YOUR TASK -> Print every entry, word for word, and skip the images.

(Extracted data entries)
• • •

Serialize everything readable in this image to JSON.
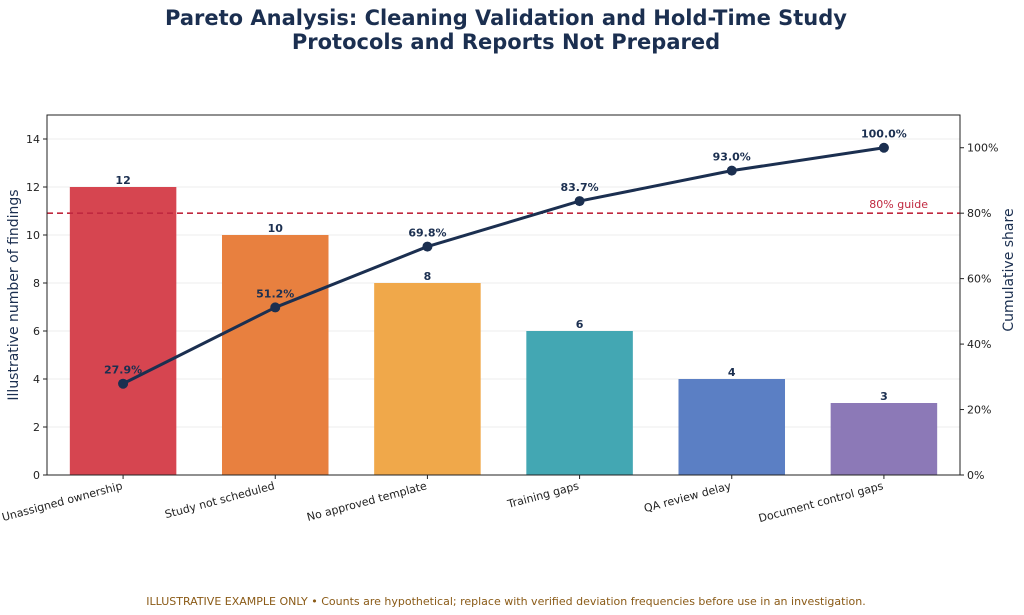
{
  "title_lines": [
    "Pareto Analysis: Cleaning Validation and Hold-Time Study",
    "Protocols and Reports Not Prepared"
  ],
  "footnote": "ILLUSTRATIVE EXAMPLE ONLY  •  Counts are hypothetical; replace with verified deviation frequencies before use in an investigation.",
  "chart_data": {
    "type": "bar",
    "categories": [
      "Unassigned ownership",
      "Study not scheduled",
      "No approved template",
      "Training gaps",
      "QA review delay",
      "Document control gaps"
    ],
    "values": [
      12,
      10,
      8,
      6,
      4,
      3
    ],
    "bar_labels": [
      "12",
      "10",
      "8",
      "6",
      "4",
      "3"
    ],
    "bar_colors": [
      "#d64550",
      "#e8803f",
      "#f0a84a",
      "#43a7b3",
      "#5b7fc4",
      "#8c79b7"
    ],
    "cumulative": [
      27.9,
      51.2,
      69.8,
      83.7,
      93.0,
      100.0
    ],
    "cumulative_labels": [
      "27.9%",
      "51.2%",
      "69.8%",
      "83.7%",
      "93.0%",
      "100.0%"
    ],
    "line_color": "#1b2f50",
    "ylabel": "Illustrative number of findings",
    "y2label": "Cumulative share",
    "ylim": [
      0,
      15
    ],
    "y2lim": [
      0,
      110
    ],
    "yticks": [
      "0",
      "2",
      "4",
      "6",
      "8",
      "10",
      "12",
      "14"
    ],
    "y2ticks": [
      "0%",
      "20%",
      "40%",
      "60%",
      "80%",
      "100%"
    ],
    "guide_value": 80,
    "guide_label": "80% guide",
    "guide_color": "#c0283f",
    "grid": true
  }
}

• • •

COMPLETE ANSWER ->
Serialize everything readable in this image to JSON.
{
  "title_lines": [
    "Pareto Analysis: Cleaning Validation and Hold-Time Study",
    "Protocols and Reports Not Prepared"
  ],
  "footnote": "ILLUSTRATIVE EXAMPLE ONLY  •  Counts are hypothetical; replace with verified deviation frequencies before use in an investigation.",
  "chart_data": {
    "type": "bar",
    "categories": [
      "Unassigned ownership",
      "Study not scheduled",
      "No approved template",
      "Training gaps",
      "QA review delay",
      "Document control gaps"
    ],
    "values": [
      12,
      10,
      8,
      6,
      4,
      3
    ],
    "bar_labels": [
      "12",
      "10",
      "8",
      "6",
      "4",
      "3"
    ],
    "bar_colors": [
      "#d64550",
      "#e8803f",
      "#f0a84a",
      "#43a7b3",
      "#5b7fc4",
      "#8c79b7"
    ],
    "cumulative": [
      27.9,
      51.2,
      69.8,
      83.7,
      93.0,
      100.0
    ],
    "cumulative_labels": [
      "27.9%",
      "51.2%",
      "69.8%",
      "83.7%",
      "93.0%",
      "100.0%"
    ],
    "line_color": "#1b2f50",
    "ylabel": "Illustrative number of findings",
    "y2label": "Cumulative share",
    "ylim": [
      0,
      15
    ],
    "y2lim": [
      0,
      110
    ],
    "yticks": [
      "0",
      "2",
      "4",
      "6",
      "8",
      "10",
      "12",
      "14"
    ],
    "y2ticks": [
      "0%",
      "20%",
      "40%",
      "60%",
      "80%",
      "100%"
    ],
    "guide_value": 80,
    "guide_label": "80% guide",
    "guide_color": "#c0283f",
    "grid": true
  }
}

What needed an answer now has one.